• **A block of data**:
::::

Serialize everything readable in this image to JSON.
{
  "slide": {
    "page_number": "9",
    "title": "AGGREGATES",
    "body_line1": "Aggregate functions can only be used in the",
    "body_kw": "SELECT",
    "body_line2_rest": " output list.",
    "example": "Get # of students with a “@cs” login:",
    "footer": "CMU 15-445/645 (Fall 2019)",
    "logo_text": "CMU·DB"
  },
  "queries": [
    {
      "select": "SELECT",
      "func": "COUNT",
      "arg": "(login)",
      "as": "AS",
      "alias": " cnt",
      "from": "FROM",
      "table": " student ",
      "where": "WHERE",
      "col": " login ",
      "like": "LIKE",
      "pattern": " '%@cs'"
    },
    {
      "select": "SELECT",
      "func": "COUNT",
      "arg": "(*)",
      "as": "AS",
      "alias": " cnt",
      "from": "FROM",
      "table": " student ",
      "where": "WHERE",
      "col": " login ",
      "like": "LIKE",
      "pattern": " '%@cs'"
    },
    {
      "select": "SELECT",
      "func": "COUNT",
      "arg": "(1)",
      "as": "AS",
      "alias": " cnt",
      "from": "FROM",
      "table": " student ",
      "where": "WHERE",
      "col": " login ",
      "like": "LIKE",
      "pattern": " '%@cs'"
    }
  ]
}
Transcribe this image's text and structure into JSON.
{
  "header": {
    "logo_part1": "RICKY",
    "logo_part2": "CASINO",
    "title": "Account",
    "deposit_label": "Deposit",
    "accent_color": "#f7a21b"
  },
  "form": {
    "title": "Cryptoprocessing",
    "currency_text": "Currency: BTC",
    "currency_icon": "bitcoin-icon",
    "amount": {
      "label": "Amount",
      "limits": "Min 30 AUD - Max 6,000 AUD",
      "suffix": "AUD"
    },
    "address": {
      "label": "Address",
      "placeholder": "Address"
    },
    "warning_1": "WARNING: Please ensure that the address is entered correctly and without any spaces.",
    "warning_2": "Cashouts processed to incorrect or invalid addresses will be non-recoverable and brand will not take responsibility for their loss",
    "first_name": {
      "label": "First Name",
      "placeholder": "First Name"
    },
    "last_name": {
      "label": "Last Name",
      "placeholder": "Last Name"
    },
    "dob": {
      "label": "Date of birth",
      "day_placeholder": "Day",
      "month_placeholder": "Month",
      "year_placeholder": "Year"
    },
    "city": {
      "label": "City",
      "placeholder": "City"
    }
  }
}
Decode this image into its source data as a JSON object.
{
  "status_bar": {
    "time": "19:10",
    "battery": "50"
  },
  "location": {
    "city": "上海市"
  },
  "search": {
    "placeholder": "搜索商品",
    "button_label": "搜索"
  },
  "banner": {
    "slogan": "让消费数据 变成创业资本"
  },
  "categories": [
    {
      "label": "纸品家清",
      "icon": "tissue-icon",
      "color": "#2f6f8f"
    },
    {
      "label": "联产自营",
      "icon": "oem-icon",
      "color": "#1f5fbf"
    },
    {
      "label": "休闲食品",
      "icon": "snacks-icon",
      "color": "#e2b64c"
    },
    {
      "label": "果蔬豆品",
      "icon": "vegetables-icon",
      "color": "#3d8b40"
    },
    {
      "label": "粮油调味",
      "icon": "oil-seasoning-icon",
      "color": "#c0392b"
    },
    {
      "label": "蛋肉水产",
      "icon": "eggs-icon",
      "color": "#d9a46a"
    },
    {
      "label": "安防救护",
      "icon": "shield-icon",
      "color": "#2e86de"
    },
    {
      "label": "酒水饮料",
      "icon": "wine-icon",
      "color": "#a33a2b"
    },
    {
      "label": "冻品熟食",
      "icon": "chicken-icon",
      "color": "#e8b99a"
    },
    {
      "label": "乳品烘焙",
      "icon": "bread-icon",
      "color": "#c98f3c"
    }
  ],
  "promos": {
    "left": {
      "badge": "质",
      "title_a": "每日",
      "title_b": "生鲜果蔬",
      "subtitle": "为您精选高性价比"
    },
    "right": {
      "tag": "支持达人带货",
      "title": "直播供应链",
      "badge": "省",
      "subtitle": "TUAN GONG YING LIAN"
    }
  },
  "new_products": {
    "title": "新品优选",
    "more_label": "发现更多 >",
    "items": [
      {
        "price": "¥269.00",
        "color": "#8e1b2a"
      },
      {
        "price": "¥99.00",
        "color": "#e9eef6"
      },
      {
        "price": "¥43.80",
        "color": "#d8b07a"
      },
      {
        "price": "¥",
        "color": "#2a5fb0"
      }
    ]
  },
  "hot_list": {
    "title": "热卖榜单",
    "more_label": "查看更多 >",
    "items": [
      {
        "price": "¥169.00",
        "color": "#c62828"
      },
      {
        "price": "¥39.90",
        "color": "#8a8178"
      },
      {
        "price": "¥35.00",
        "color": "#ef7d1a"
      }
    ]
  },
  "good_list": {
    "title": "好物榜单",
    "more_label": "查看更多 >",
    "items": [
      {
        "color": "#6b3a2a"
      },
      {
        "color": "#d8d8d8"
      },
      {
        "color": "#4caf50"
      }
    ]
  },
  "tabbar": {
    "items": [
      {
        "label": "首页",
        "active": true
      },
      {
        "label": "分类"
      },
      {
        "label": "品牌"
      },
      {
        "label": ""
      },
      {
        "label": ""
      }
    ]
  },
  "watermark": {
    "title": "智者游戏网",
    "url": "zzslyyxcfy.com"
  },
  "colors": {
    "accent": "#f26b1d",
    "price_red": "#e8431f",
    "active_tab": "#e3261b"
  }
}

::::

• **STATED EXERCISE**:
Every record above must be duplicated exactly.

• **PROBLEM SOLUTION**:
Serialize everything readable in this image to JSON.
{
  "slide": {
    "page_number": "9",
    "title": "AGGREGATES",
    "body_line1": "Aggregate functions can only be used in the",
    "body_kw": "SELECT",
    "body_line2_rest": " output list.",
    "example": "Get # of students with a “@cs” login:",
    "footer": "CMU 15-445/645 (Fall 2019)",
    "logo_text": "CMU·DB"
  },
  "queries": [
    {
      "select": "SELECT",
      "func": "COUNT",
      "arg": "(login)",
      "as": "AS",
      "alias": " cnt",
      "from": "FROM",
      "table": " student ",
      "where": "WHERE",
      "col": " login ",
      "like": "LIKE",
      "pattern": " '%@cs'"
    },
    {
      "select": "SELECT",
      "func": "COUNT",
      "arg": "(*)",
      "as": "AS",
      "alias": " cnt",
      "from": "FROM",
      "table": " student ",
      "where": "WHERE",
      "col": " login ",
      "like": "LIKE",
      "pattern": " '%@cs'"
    },
    {
      "select": "SELECT",
      "func": "COUNT",
      "arg": "(1)",
      "as": "AS",
      "alias": " cnt",
      "from": "FROM",
      "table": " student ",
      "where": "WHERE",
      "col": " login ",
      "like": "LIKE",
      "pattern": " '%@cs'"
    }
  ]
}
Transcribe this image's text and structure into JSON.
{
  "header": {
    "logo_part1": "RICKY",
    "logo_part2": "CASINO",
    "title": "Account",
    "deposit_label": "Deposit",
    "accent_color": "#f7a21b"
  },
  "form": {
    "title": "Cryptoprocessing",
    "currency_text": "Currency: BTC",
    "currency_icon": "bitcoin-icon",
    "amount": {
      "label": "Amount",
      "limits": "Min 30 AUD - Max 6,000 AUD",
      "suffix": "AUD"
    },
    "address": {
      "label": "Address",
      "placeholder": "Address"
    },
    "warning_1": "WARNING: Please ensure that the address is entered correctly and without any spaces.",
    "warning_2": "Cashouts processed to incorrect or invalid addresses will be non-recoverable and brand will not take responsibility for their loss",
    "first_name": {
      "label": "First Name",
      "placeholder": "First Name"
    },
    "last_name": {
      "label": "Last Name",
      "placeholder": "Last Name"
    },
    "dob": {
      "label": "Date of birth",
      "day_placeholder": "Day",
      "month_placeholder": "Month",
      "year_placeholder": "Year"
    },
    "city": {
      "label": "City",
      "placeholder": "City"
    }
  }
}
Decode this image into its source data as a JSON object.
{
  "status_bar": {
    "time": "19:10",
    "battery": "50"
  },
  "location": {
    "city": "上海市"
  },
  "search": {
    "placeholder": "搜索商品",
    "button_label": "搜索"
  },
  "banner": {
    "slogan": "让消费数据 变成创业资本"
  },
  "categories": [
    {
      "label": "纸品家清",
      "icon": "tissue-icon",
      "color": "#2f6f8f"
    },
    {
      "label": "联产自营",
      "icon": "oem-icon",
      "color": "#1f5fbf"
    },
    {
      "label": "休闲食品",
      "icon": "snacks-icon",
      "color": "#e2b64c"
    },
    {
      "label": "果蔬豆品",
      "icon": "vegetables-icon",
      "color": "#3d8b40"
    },
    {
      "label": "粮油调味",
      "icon": "oil-seasoning-icon",
      "color": "#c0392b"
    },
    {
      "label": "蛋肉水产",
      "icon": "eggs-icon",
      "color": "#d9a46a"
    },
    {
      "label": "安防救护",
      "icon": "shield-icon",
      "color": "#2e86de"
    },
    {
      "label": "酒水饮料",
      "icon": "wine-icon",
      "color": "#a33a2b"
    },
    {
      "label": "冻品熟食",
      "icon": "chicken-icon",
      "color": "#e8b99a"
    },
    {
      "label": "乳品烘焙",
      "icon": "bread-icon",
      "color": "#c98f3c"
    }
  ],
  "promos": {
    "left": {
      "badge": "质",
      "title_a": "每日",
      "title_b": "生鲜果蔬",
      "subtitle": "为您精选高性价比"
    },
    "right": {
      "tag": "支持达人带货",
      "title": "直播供应链",
      "badge": "省",
      "subtitle": "TUAN GONG YING LIAN"
    }
  },
  "new_products": {
    "title": "新品优选",
    "more_label": "发现更多 >",
    "items": [
      {
        "price": "¥269.00",
        "color": "#8e1b2a"
      },
      {
        "price": "¥99.00",
        "color": "#e9eef6"
      },
      {
        "price": "¥43.80",
        "color": "#d8b07a"
      },
      {
        "price": "¥",
        "color": "#2a5fb0"
      }
    ]
  },
  "hot_list": {
    "title": "热卖榜单",
    "more_label": "查看更多 >",
    "items": [
      {
        "price": "¥169.00",
        "color": "#c62828"
      },
      {
        "price": "¥39.90",
        "color": "#8a8178"
      },
      {
        "price": "¥35.00",
        "color": "#ef7d1a"
      }
    ]
  },
  "good_list": {
    "title": "好物榜单",
    "more_label": "查看更多 >",
    "items": [
      {
        "color": "#6b3a2a"
      },
      {
        "color": "#d8d8d8"
      },
      {
        "color": "#4caf50"
      }
    ]
  },
  "tabbar": {
    "items": [
      {
        "label": "首页",
        "active": true
      },
      {
        "label": "分类"
      },
      {
        "label": "品牌"
      },
      {
        "label": ""
      },
      {
        "label": ""
      }
    ]
  },
  "watermark": {
    "title": "智者游戏网",
    "url": "zzslyyxcfy.com"
  },
  "colors": {
    "accent": "#f26b1d",
    "price_red": "#e8431f",
    "active_tab": "#e3261b"
  }
}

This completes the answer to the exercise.